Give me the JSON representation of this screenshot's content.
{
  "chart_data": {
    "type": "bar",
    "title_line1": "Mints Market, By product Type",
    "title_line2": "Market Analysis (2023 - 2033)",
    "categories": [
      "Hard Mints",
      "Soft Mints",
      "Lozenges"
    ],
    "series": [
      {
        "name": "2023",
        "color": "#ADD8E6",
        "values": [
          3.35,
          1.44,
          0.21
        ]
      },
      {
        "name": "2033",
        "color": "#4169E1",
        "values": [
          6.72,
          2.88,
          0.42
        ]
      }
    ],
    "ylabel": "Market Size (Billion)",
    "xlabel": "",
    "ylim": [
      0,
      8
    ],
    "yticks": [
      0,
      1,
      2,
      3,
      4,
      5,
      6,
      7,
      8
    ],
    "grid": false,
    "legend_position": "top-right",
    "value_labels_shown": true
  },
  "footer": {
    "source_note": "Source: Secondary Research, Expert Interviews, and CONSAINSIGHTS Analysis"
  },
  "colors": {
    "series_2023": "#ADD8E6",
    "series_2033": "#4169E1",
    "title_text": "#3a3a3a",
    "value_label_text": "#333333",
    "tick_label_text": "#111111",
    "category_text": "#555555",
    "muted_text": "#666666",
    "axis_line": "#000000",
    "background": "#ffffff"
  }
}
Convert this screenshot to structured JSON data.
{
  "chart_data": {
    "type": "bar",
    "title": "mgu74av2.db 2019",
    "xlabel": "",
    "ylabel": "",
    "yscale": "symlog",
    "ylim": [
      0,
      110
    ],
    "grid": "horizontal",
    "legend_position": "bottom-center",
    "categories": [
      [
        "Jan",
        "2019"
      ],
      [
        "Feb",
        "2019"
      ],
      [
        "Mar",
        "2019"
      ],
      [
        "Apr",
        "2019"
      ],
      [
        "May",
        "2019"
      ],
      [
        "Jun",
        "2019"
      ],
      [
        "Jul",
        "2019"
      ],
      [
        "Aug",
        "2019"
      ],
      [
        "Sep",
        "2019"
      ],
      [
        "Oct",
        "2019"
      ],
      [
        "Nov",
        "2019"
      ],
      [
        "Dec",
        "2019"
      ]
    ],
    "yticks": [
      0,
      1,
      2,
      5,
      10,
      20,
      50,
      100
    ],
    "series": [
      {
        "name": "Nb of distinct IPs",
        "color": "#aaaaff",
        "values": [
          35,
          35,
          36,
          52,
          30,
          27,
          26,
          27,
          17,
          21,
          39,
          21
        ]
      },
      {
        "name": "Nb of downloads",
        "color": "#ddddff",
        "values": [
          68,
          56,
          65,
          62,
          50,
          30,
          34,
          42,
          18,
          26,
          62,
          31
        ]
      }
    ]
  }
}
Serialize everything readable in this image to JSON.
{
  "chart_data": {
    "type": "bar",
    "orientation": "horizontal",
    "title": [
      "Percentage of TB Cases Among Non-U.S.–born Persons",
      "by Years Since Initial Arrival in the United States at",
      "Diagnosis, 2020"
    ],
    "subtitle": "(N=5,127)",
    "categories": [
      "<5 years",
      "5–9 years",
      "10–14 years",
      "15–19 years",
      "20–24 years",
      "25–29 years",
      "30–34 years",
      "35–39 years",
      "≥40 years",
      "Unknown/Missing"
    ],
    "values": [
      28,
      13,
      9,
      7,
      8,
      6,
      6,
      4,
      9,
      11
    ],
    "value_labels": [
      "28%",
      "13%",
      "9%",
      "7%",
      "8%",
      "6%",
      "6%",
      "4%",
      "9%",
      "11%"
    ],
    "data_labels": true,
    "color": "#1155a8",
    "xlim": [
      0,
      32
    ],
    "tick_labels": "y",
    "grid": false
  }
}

• [What the task asks] Retype every record above exactly as written.

• [The response]
Give me the JSON representation of this screenshot's content.
{
  "chart_data": {
    "type": "bar",
    "title_line1": "Mints Market, By product Type",
    "title_line2": "Market Analysis (2023 - 2033)",
    "categories": [
      "Hard Mints",
      "Soft Mints",
      "Lozenges"
    ],
    "series": [
      {
        "name": "2023",
        "color": "#ADD8E6",
        "values": [
          3.35,
          1.44,
          0.21
        ]
      },
      {
        "name": "2033",
        "color": "#4169E1",
        "values": [
          6.72,
          2.88,
          0.42
        ]
      }
    ],
    "ylabel": "Market Size (Billion)",
    "xlabel": "",
    "ylim": [
      0,
      8
    ],
    "yticks": [
      0,
      1,
      2,
      3,
      4,
      5,
      6,
      7,
      8
    ],
    "grid": false,
    "legend_position": "top-right",
    "value_labels_shown": true
  },
  "footer": {
    "source_note": "Source: Secondary Research, Expert Interviews, and CONSAINSIGHTS Analysis"
  },
  "colors": {
    "series_2023": "#ADD8E6",
    "series_2033": "#4169E1",
    "title_text": "#3a3a3a",
    "value_label_text": "#333333",
    "tick_label_text": "#111111",
    "category_text": "#555555",
    "muted_text": "#666666",
    "axis_line": "#000000",
    "background": "#ffffff"
  }
}
Convert this screenshot to structured JSON data.
{
  "chart_data": {
    "type": "bar",
    "title": "mgu74av2.db 2019",
    "xlabel": "",
    "ylabel": "",
    "yscale": "symlog",
    "ylim": [
      0,
      110
    ],
    "grid": "horizontal",
    "legend_position": "bottom-center",
    "categories": [
      [
        "Jan",
        "2019"
      ],
      [
        "Feb",
        "2019"
      ],
      [
        "Mar",
        "2019"
      ],
      [
        "Apr",
        "2019"
      ],
      [
        "May",
        "2019"
      ],
      [
        "Jun",
        "2019"
      ],
      [
        "Jul",
        "2019"
      ],
      [
        "Aug",
        "2019"
      ],
      [
        "Sep",
        "2019"
      ],
      [
        "Oct",
        "2019"
      ],
      [
        "Nov",
        "2019"
      ],
      [
        "Dec",
        "2019"
      ]
    ],
    "yticks": [
      0,
      1,
      2,
      5,
      10,
      20,
      50,
      100
    ],
    "series": [
      {
        "name": "Nb of distinct IPs",
        "color": "#aaaaff",
        "values": [
          35,
          35,
          36,
          52,
          30,
          27,
          26,
          27,
          17,
          21,
          39,
          21
        ]
      },
      {
        "name": "Nb of downloads",
        "color": "#ddddff",
        "values": [
          68,
          56,
          65,
          62,
          50,
          30,
          34,
          42,
          18,
          26,
          62,
          31
        ]
      }
    ]
  }
}
Serialize everything readable in this image to JSON.
{
  "chart_data": {
    "type": "bar",
    "orientation": "horizontal",
    "title": [
      "Percentage of TB Cases Among Non-U.S.–born Persons",
      "by Years Since Initial Arrival in the United States at",
      "Diagnosis, 2020"
    ],
    "subtitle": "(N=5,127)",
    "categories": [
      "<5 years",
      "5–9 years",
      "10–14 years",
      "15–19 years",
      "20–24 years",
      "25–29 years",
      "30–34 years",
      "35–39 years",
      "≥40 years",
      "Unknown/Missing"
    ],
    "values": [
      28,
      13,
      9,
      7,
      8,
      6,
      6,
      4,
      9,
      11
    ],
    "value_labels": [
      "28%",
      "13%",
      "9%",
      "7%",
      "8%",
      "6%",
      "6%",
      "4%",
      "9%",
      "11%"
    ],
    "data_labels": true,
    "color": "#1155a8",
    "xlim": [
      0,
      32
    ],
    "tick_labels": "y",
    "grid": false
  }
}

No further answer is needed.